**The exercise:** The entries below should be quoted exactly, with no pictures carried over.

___ Provided data ___

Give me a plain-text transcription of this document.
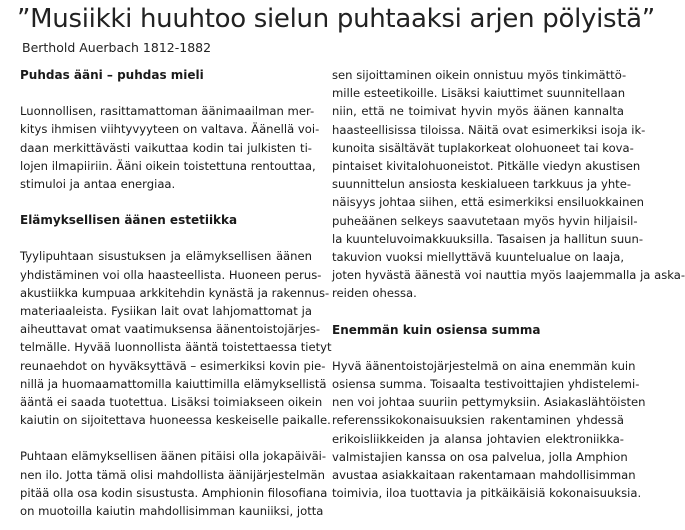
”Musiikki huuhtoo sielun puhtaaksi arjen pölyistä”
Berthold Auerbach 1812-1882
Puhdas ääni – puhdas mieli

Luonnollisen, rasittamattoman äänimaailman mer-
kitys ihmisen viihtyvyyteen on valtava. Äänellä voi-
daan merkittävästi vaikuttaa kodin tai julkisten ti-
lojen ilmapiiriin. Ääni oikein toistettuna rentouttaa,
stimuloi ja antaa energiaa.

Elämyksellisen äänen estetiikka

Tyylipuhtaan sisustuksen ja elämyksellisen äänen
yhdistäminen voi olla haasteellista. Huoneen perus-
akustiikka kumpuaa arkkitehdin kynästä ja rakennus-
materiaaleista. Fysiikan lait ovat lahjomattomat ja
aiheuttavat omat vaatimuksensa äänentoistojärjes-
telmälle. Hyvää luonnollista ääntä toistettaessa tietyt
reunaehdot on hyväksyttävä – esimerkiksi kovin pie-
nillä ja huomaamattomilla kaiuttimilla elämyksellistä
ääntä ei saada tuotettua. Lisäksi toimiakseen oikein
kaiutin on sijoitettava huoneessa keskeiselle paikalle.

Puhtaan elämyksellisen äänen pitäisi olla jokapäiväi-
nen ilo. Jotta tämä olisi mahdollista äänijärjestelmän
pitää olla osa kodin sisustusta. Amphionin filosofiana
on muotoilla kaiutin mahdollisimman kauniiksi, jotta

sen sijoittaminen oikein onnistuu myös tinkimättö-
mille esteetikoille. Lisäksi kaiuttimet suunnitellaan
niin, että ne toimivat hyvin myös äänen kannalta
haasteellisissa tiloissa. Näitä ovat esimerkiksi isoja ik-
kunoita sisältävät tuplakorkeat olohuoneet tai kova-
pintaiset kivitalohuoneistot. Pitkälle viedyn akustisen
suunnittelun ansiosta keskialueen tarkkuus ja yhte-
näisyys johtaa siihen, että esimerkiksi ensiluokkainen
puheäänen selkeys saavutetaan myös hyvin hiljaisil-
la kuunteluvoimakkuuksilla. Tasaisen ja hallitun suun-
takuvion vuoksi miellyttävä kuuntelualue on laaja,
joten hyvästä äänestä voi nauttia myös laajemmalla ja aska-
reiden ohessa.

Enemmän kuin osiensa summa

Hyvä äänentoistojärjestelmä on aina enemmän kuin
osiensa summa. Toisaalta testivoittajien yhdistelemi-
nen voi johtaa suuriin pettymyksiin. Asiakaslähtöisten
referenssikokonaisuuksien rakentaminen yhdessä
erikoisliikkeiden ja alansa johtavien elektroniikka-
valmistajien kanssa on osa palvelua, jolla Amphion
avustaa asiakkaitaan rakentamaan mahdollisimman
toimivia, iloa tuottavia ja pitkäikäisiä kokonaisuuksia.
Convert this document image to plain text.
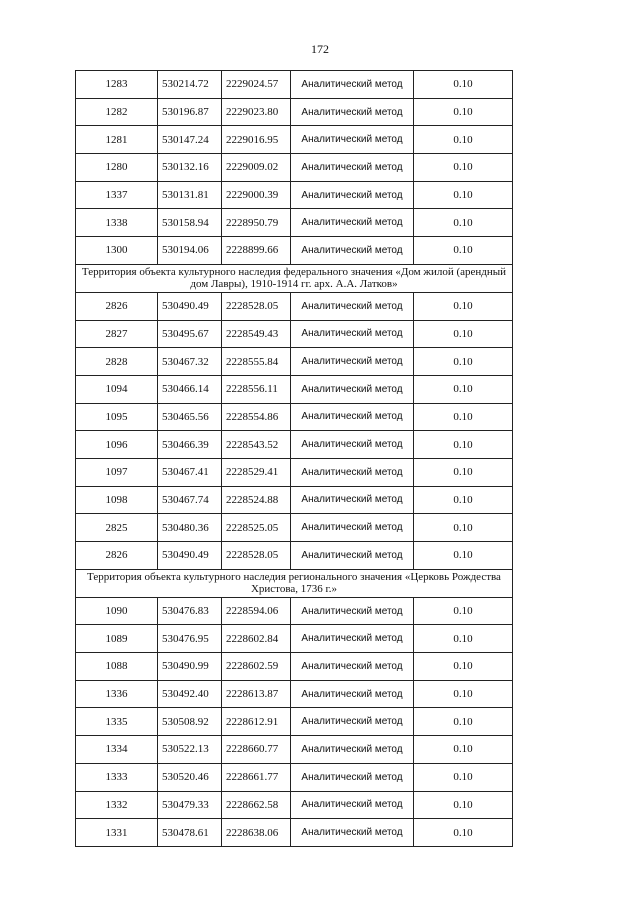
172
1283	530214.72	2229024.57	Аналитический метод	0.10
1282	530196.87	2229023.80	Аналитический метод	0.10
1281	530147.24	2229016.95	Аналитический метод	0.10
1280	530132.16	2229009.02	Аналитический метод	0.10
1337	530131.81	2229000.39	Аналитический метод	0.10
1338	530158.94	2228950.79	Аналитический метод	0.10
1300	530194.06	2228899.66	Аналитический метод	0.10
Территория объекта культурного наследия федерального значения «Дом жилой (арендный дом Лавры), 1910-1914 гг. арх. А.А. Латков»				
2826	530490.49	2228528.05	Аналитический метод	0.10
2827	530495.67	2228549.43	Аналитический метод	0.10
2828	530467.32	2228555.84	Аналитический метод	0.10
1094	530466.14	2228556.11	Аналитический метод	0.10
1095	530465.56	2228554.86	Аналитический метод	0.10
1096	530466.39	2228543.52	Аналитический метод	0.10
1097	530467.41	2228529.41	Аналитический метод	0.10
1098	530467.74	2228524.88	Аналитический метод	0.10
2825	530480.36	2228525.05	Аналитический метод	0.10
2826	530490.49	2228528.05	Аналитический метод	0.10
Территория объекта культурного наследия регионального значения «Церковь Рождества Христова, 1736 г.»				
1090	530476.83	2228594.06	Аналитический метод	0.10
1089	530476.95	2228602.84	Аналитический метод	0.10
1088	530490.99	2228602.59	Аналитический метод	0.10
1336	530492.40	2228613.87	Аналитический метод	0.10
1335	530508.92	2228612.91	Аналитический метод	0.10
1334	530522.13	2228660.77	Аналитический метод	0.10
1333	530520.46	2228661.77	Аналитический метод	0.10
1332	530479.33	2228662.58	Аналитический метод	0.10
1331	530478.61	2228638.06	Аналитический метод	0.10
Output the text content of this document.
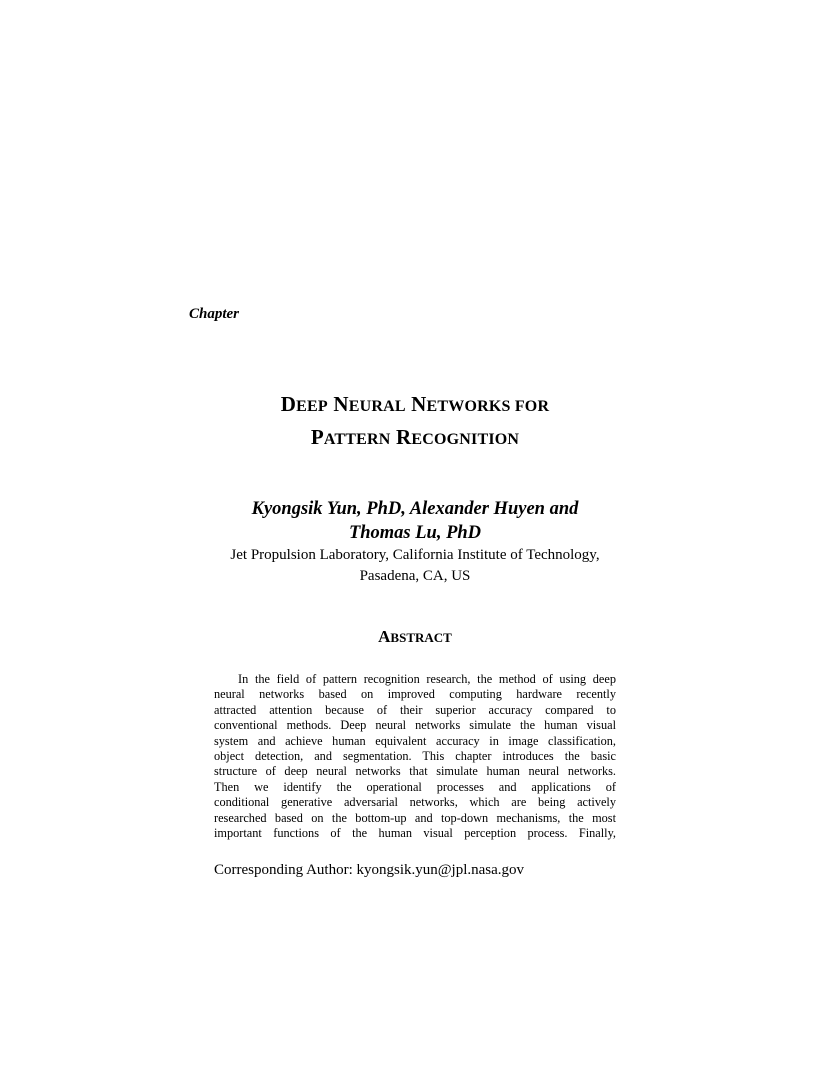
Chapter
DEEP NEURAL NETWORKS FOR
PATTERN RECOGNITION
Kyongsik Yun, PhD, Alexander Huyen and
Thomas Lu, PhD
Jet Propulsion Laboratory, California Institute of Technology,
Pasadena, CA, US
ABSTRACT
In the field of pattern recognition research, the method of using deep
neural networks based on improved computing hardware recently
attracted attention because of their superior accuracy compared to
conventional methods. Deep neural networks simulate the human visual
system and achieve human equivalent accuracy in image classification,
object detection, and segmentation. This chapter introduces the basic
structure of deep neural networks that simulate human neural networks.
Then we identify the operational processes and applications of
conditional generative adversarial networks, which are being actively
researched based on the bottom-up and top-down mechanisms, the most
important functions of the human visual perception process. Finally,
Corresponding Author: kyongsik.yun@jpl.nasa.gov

___

**Solution to the exercise:**
Give me a plain-text transcription of this document.
”Musiikki huuhtoo sielun puhtaaksi arjen pölyistä”
Berthold Auerbach 1812-1882
Puhdas ääni – puhdas mieli

Luonnollisen, rasittamattoman äänimaailman mer-
kitys ihmisen viihtyvyyteen on valtava. Äänellä voi-
daan merkittävästi vaikuttaa kodin tai julkisten ti-
lojen ilmapiiriin. Ääni oikein toistettuna rentouttaa,
stimuloi ja antaa energiaa.

Elämyksellisen äänen estetiikka

Tyylipuhtaan sisustuksen ja elämyksellisen äänen
yhdistäminen voi olla haasteellista. Huoneen perus-
akustiikka kumpuaa arkkitehdin kynästä ja rakennus-
materiaaleista. Fysiikan lait ovat lahjomattomat ja
aiheuttavat omat vaatimuksensa äänentoistojärjes-
telmälle. Hyvää luonnollista ääntä toistettaessa tietyt
reunaehdot on hyväksyttävä – esimerkiksi kovin pie-
nillä ja huomaamattomilla kaiuttimilla elämyksellistä
ääntä ei saada tuotettua. Lisäksi toimiakseen oikein
kaiutin on sijoitettava huoneessa keskeiselle paikalle.

Puhtaan elämyksellisen äänen pitäisi olla jokapäiväi-
nen ilo. Jotta tämä olisi mahdollista äänijärjestelmän
pitää olla osa kodin sisustusta. Amphionin filosofiana
on muotoilla kaiutin mahdollisimman kauniiksi, jotta

sen sijoittaminen oikein onnistuu myös tinkimättö-
mille esteetikoille. Lisäksi kaiuttimet suunnitellaan
niin, että ne toimivat hyvin myös äänen kannalta
haasteellisissa tiloissa. Näitä ovat esimerkiksi isoja ik-
kunoita sisältävät tuplakorkeat olohuoneet tai kova-
pintaiset kivitalohuoneistot. Pitkälle viedyn akustisen
suunnittelun ansiosta keskialueen tarkkuus ja yhte-
näisyys johtaa siihen, että esimerkiksi ensiluokkainen
puheäänen selkeys saavutetaan myös hyvin hiljaisil-
la kuunteluvoimakkuuksilla. Tasaisen ja hallitun suun-
takuvion vuoksi miellyttävä kuuntelualue on laaja,
joten hyvästä äänestä voi nauttia myös laajemmalla ja aska-
reiden ohessa.

Enemmän kuin osiensa summa

Hyvä äänentoistojärjestelmä on aina enemmän kuin
osiensa summa. Toisaalta testivoittajien yhdistelemi-
nen voi johtaa suuriin pettymyksiin. Asiakaslähtöisten
referenssikokonaisuuksien rakentaminen yhdessä
erikoisliikkeiden ja alansa johtavien elektroniikka-
valmistajien kanssa on osa palvelua, jolla Amphion
avustaa asiakkaitaan rakentamaan mahdollisimman
toimivia, iloa tuottavia ja pitkäikäisiä kokonaisuuksia.
Convert this document image to plain text.
172
1283	530214.72	2229024.57	Аналитический метод	0.10
1282	530196.87	2229023.80	Аналитический метод	0.10
1281	530147.24	2229016.95	Аналитический метод	0.10
1280	530132.16	2229009.02	Аналитический метод	0.10
1337	530131.81	2229000.39	Аналитический метод	0.10
1338	530158.94	2228950.79	Аналитический метод	0.10
1300	530194.06	2228899.66	Аналитический метод	0.10
Территория объекта культурного наследия федерального значения «Дом жилой (арендный дом Лавры), 1910-1914 гг. арх. А.А. Латков»				
2826	530490.49	2228528.05	Аналитический метод	0.10
2827	530495.67	2228549.43	Аналитический метод	0.10
2828	530467.32	2228555.84	Аналитический метод	0.10
1094	530466.14	2228556.11	Аналитический метод	0.10
1095	530465.56	2228554.86	Аналитический метод	0.10
1096	530466.39	2228543.52	Аналитический метод	0.10
1097	530467.41	2228529.41	Аналитический метод	0.10
1098	530467.74	2228524.88	Аналитический метод	0.10
2825	530480.36	2228525.05	Аналитический метод	0.10
2826	530490.49	2228528.05	Аналитический метод	0.10
Территория объекта культурного наследия регионального значения «Церковь Рождества Христова, 1736 г.»				
1090	530476.83	2228594.06	Аналитический метод	0.10
1089	530476.95	2228602.84	Аналитический метод	0.10
1088	530490.99	2228602.59	Аналитический метод	0.10
1336	530492.40	2228613.87	Аналитический метод	0.10
1335	530508.92	2228612.91	Аналитический метод	0.10
1334	530522.13	2228660.77	Аналитический метод	0.10
1333	530520.46	2228661.77	Аналитический метод	0.10
1332	530479.33	2228662.58	Аналитический метод	0.10
1331	530478.61	2228638.06	Аналитический метод	0.10
Output the text content of this document.
Chapter
DEEP NEURAL NETWORKS FOR
PATTERN RECOGNITION
Kyongsik Yun, PhD, Alexander Huyen and
Thomas Lu, PhD
Jet Propulsion Laboratory, California Institute of Technology,
Pasadena, CA, US
ABSTRACT
In the field of pattern recognition research, the method of using deep
neural networks based on improved computing hardware recently
attracted attention because of their superior accuracy compared to
conventional methods. Deep neural networks simulate the human visual
system and achieve human equivalent accuracy in image classification,
object detection, and segmentation. This chapter introduces the basic
structure of deep neural networks that simulate human neural networks.
Then we identify the operational processes and applications of
conditional generative adversarial networks, which are being actively
researched based on the bottom-up and top-down mechanisms, the most
important functions of the human visual perception process. Finally,
Corresponding Author: kyongsik.yun@jpl.nasa.gov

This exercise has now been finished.